◆ Provided text ◆
□ □ □ □

Single by S Club Juniors

from the album Together
- B-side: "One Step Closer"
- Released: 7 October 2002
- Length: 4:17
- Label: Polydor, 19
- Songwriters: Georgie Dennis, Ricky Hanley, Gary White, Didier Marouani (Magic Fly mix)
- Producers: Jewels & Stone, Gary White

S Club Juniors singles chronology
| "Automatic High" (2002) | "New Direction" (2002) | "Puppy Love" / "Sleigh Ride" (2002) |

Frankie Sandford singles chronology
| "Automatic High" (2002) | "New Direction" (2002) | "Puppy Love" / "Sleigh Ride" (2002) |

= New Direction (song) =

2002 single by S Club Juniors

"New Direction" is a song by British pop group S Club Juniors, released as the third single from their debut album, Together (2002). Released on 7 October 2002, the song reached number two on the UK Singles Chart, being their third consecutive release to do so. For radio airplay, the song was remixed as the "Magic Fly" mix, which samples the song "Magic Fly" by Space.

□ □ □ □

◆ Records supplied ◆

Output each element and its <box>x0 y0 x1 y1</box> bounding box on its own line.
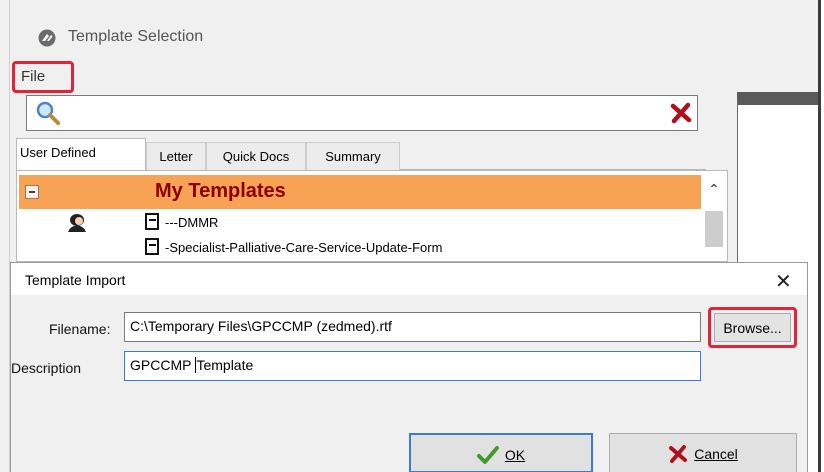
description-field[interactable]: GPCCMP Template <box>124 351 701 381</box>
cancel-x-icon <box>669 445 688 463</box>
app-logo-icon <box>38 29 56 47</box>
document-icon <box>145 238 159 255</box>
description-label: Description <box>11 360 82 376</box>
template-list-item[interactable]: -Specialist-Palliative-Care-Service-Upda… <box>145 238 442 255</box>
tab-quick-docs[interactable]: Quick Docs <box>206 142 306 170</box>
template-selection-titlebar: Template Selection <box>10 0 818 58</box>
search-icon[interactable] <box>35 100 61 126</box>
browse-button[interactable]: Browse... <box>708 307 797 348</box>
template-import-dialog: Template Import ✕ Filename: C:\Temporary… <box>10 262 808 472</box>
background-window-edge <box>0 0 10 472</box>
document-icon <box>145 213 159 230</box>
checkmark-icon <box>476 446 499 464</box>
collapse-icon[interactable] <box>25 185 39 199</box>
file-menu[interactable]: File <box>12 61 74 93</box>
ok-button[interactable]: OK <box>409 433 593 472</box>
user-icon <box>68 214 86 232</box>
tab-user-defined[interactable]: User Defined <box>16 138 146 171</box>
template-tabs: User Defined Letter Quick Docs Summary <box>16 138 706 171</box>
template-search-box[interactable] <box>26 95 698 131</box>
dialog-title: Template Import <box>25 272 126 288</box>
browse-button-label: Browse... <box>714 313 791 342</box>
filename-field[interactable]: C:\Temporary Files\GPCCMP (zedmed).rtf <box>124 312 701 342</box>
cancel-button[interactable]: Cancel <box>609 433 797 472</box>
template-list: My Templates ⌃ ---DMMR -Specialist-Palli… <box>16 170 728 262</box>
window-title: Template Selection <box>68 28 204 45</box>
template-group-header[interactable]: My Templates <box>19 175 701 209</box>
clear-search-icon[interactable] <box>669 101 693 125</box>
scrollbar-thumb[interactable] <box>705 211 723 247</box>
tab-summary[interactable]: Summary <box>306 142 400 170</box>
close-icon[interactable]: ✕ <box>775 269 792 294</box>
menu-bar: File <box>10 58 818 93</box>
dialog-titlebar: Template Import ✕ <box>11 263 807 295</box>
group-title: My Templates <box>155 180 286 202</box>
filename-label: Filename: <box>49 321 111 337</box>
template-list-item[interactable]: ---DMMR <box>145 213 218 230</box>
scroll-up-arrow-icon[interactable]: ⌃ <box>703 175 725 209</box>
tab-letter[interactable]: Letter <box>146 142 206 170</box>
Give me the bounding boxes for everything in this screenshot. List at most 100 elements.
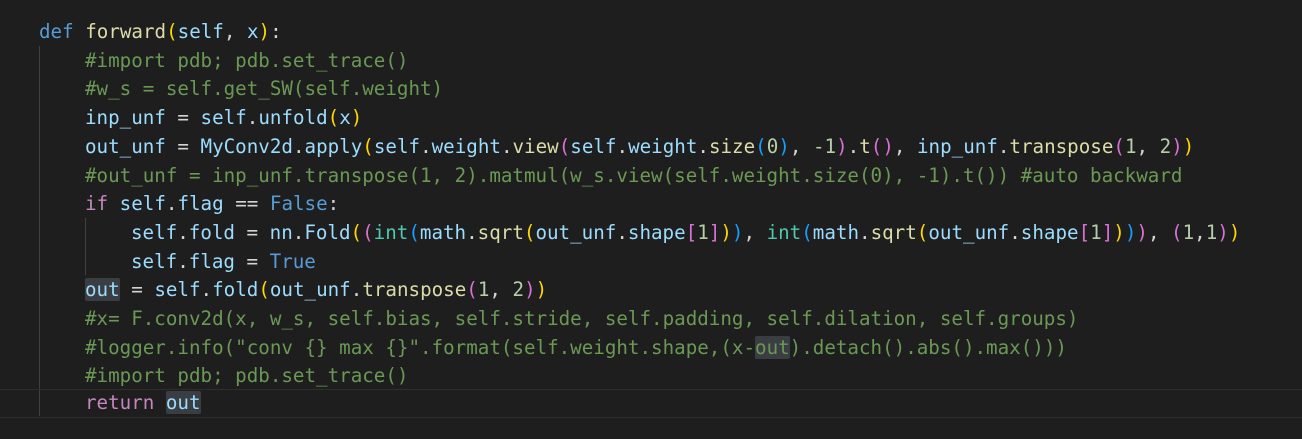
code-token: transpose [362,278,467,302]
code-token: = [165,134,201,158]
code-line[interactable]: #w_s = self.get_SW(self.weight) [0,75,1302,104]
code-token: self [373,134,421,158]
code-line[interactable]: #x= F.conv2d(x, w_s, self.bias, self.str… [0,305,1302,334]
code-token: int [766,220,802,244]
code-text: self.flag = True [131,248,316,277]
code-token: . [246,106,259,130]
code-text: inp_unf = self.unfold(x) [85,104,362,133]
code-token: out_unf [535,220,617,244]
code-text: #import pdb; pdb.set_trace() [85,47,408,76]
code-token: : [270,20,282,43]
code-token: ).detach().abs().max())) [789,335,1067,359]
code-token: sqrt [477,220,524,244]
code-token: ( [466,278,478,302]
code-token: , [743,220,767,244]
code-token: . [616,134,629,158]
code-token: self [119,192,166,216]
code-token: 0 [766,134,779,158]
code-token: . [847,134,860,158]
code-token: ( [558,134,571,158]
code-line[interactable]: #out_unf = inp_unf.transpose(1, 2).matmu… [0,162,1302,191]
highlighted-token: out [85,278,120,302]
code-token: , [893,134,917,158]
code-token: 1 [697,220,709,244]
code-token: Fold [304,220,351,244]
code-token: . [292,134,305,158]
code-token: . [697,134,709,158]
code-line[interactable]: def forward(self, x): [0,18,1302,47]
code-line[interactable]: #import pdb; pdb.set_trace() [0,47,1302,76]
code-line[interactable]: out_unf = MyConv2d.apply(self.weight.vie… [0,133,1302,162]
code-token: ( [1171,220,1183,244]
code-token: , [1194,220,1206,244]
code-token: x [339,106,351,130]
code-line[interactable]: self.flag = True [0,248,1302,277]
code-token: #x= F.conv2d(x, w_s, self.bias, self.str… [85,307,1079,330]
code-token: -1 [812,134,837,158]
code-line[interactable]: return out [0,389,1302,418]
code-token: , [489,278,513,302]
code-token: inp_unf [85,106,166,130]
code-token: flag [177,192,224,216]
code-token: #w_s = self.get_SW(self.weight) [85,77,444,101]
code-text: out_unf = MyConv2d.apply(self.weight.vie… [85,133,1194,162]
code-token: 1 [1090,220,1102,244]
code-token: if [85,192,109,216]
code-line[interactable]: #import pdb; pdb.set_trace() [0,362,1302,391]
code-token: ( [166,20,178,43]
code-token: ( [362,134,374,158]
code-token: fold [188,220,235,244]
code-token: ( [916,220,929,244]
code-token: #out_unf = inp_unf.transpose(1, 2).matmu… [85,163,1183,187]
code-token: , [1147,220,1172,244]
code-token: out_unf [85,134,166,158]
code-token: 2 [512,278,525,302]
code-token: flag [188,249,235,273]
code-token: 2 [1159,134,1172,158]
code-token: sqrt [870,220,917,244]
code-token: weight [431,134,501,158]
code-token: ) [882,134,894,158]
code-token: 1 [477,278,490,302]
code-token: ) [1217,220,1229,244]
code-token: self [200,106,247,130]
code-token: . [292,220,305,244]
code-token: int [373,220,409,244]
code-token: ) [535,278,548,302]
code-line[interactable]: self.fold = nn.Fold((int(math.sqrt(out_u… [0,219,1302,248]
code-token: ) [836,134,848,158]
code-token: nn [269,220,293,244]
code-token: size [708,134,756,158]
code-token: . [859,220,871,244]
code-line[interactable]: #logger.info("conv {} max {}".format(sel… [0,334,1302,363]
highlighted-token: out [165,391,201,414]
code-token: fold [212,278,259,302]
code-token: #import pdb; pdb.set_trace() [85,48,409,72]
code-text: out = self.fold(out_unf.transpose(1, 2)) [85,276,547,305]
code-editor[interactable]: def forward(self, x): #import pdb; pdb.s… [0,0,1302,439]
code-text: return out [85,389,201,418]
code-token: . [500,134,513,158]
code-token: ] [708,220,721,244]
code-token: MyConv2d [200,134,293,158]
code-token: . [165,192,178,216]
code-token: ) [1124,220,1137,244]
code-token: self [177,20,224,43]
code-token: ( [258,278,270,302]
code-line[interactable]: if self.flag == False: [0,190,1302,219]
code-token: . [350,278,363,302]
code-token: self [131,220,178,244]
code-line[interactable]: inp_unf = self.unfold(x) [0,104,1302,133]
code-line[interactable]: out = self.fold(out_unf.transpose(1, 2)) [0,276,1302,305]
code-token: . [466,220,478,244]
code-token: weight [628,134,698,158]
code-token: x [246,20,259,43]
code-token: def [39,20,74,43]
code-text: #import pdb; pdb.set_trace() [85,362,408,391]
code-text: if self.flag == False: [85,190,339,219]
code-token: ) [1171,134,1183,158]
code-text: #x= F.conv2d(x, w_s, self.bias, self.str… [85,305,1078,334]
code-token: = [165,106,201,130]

□ □ □ □

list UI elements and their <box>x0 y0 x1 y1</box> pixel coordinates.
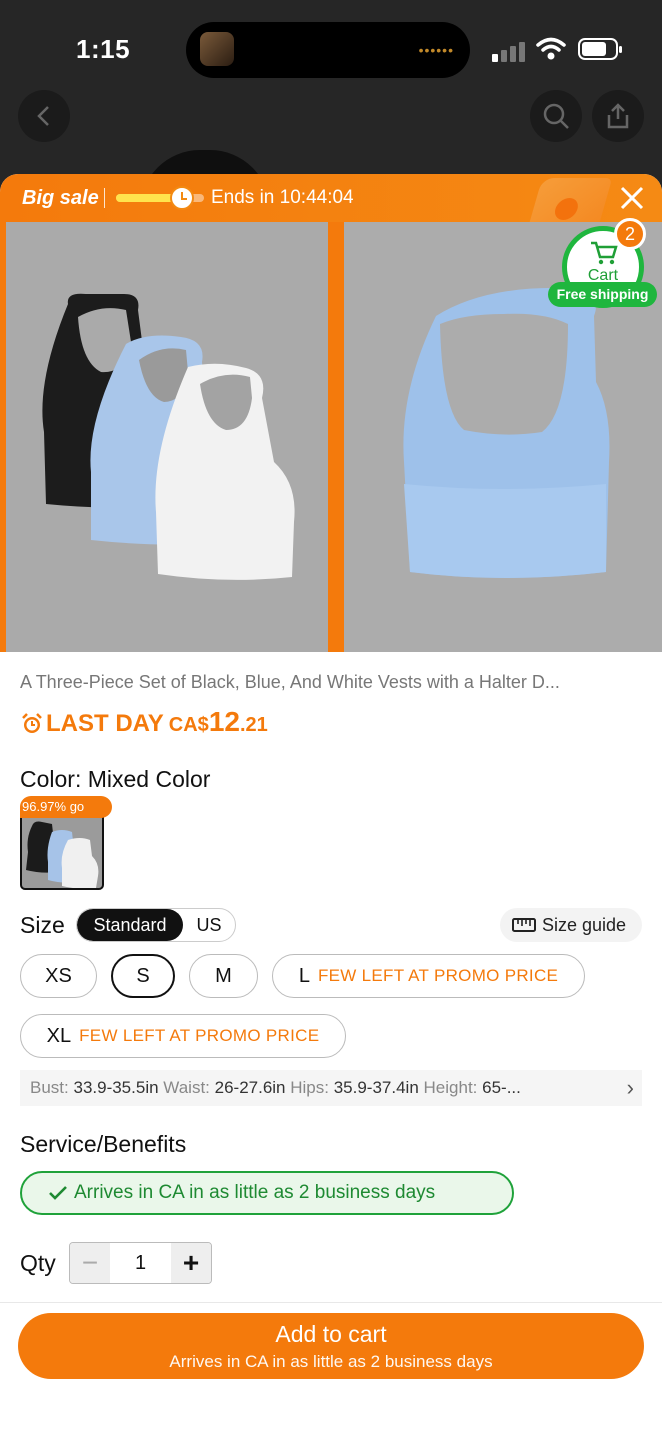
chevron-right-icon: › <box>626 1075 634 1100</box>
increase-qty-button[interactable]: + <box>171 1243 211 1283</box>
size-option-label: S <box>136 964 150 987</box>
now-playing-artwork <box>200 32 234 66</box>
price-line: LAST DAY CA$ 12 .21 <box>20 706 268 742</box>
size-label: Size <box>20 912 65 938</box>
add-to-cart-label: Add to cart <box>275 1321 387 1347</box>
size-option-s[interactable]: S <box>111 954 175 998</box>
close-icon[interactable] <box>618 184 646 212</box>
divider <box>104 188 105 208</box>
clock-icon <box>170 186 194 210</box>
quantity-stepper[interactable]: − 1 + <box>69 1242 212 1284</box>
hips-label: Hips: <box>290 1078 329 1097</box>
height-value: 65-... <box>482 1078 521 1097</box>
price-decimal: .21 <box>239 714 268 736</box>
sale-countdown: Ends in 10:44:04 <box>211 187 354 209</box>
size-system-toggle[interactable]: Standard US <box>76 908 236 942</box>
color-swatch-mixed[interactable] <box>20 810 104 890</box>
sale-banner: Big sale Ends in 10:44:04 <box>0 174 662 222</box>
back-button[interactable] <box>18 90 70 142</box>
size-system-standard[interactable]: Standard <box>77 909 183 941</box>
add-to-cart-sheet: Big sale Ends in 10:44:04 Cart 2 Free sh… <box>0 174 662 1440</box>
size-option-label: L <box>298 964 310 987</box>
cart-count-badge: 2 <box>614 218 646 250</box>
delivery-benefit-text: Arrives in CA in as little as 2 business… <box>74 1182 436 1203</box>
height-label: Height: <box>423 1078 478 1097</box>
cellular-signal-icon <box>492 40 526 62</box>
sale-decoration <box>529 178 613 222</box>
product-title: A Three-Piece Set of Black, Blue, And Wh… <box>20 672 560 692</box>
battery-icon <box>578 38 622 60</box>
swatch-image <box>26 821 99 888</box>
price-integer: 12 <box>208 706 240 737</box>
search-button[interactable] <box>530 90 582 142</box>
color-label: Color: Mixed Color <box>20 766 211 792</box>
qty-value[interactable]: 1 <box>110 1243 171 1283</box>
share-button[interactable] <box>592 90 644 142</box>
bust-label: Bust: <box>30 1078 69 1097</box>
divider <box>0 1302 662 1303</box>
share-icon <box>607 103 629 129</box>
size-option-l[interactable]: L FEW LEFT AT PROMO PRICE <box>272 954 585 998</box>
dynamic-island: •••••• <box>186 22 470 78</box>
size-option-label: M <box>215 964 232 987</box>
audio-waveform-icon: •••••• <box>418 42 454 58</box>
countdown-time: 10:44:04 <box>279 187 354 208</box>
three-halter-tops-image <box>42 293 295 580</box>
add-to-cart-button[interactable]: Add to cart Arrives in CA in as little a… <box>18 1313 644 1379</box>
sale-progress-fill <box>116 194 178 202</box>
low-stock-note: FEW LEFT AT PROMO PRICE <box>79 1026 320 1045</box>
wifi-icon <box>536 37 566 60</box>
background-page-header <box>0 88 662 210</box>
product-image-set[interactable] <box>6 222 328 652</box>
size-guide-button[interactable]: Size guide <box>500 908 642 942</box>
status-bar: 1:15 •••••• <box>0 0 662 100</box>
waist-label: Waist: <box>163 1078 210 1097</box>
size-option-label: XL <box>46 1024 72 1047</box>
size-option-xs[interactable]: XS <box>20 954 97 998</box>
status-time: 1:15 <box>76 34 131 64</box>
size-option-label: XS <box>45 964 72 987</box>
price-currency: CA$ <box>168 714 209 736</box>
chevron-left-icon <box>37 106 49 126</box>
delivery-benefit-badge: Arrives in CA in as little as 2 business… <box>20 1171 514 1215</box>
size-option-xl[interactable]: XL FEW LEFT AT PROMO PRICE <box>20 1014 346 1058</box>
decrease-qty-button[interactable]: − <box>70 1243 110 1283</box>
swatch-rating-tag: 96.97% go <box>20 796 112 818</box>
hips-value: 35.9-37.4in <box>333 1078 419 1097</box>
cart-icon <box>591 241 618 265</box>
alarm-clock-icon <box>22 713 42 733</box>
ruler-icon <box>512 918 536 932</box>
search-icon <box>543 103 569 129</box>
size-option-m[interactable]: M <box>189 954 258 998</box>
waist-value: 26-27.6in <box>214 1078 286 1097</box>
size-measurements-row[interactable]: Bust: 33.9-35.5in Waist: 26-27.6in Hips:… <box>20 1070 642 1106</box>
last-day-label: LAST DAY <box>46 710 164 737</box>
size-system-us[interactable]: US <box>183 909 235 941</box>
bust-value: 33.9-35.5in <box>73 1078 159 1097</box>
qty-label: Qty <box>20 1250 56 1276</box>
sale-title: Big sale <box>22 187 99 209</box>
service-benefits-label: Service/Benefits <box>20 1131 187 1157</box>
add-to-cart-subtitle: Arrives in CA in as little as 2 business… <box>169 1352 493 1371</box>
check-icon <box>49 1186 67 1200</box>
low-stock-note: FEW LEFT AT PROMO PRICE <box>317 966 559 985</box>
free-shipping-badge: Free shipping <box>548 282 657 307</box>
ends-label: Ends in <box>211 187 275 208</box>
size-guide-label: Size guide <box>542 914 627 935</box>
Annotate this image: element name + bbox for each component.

□ □ □ □

◆ Directives ◆
1) List every songwriter credited in the text about "New Direction."
2) Echo the passage of the "New Direction" text starting with "from the album" and going on through "(Magic Fly mix)".
3) According to the "New Direction" text, what position did the song reach on the UK Singles Chart?

◆ Completed exercise ◆
1) Georgie Dennis, Ricky Hanley, Gary White, Didier Marouani

2)
from the album Together
- B-side: "One Step Closer"
- Released: 7 October 2002
- Length: 4:17
- Label: Polydor, 19
- Songwriters: Georgie Dennis, Ricky Hanley, Gary White, Didier Marouani (Magic Fly mix)

3) Number two